= Work to complete =
Copy each record exactly as it reads, leaving out any pictures it holds.

= Data =
○ ○ ○ ○ ○ ○ ○
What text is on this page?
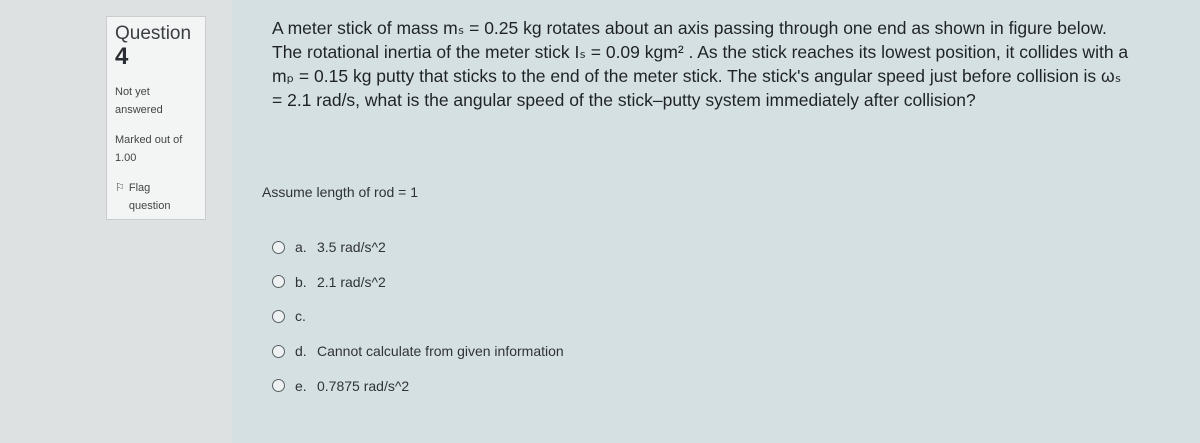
Question
4
Not yet
answered
Marked out of
1.00
⚐ Flag
question
A meter stick of mass mₛ = 0.25 kg rotates about an axis passing through one end as shown in figure below. The rotational inertia of the meter stick Iₛ = 0.09 kgm² . As the stick reaches its lowest position, it collides with a mₚ = 0.15 kg putty that sticks to the end of the meter stick. The stick's angular speed just before collision is ωₛ = 2.1 rad/s, what is the angular speed of the stick–putty system immediately after collision?
Assume length of rod = 1
a. 3.5 rad/s^2
b. 2.1 rad/s^2
c.
d. Cannot calculate from given information
e. 0.7875 rad/s^2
○ ○ ○ ○ ○ ○ ○
= Result of the task =
What text is on this page?
Question
4
Not yet
answered
Marked out of
1.00
⚐ Flag
question
A meter stick of mass mₛ = 0.25 kg rotates about an axis passing through one end as shown in figure below. The rotational inertia of the meter stick Iₛ = 0.09 kgm² . As the stick reaches its lowest position, it collides with a mₚ = 0.15 kg putty that sticks to the end of the meter stick. The stick's angular speed just before collision is ωₛ = 2.1 rad/s, what is the angular speed of the stick–putty system immediately after collision?
Assume length of rod = 1
a. 3.5 rad/s^2
b. 2.1 rad/s^2
c.
d. Cannot calculate from given information
e. 0.7875 rad/s^2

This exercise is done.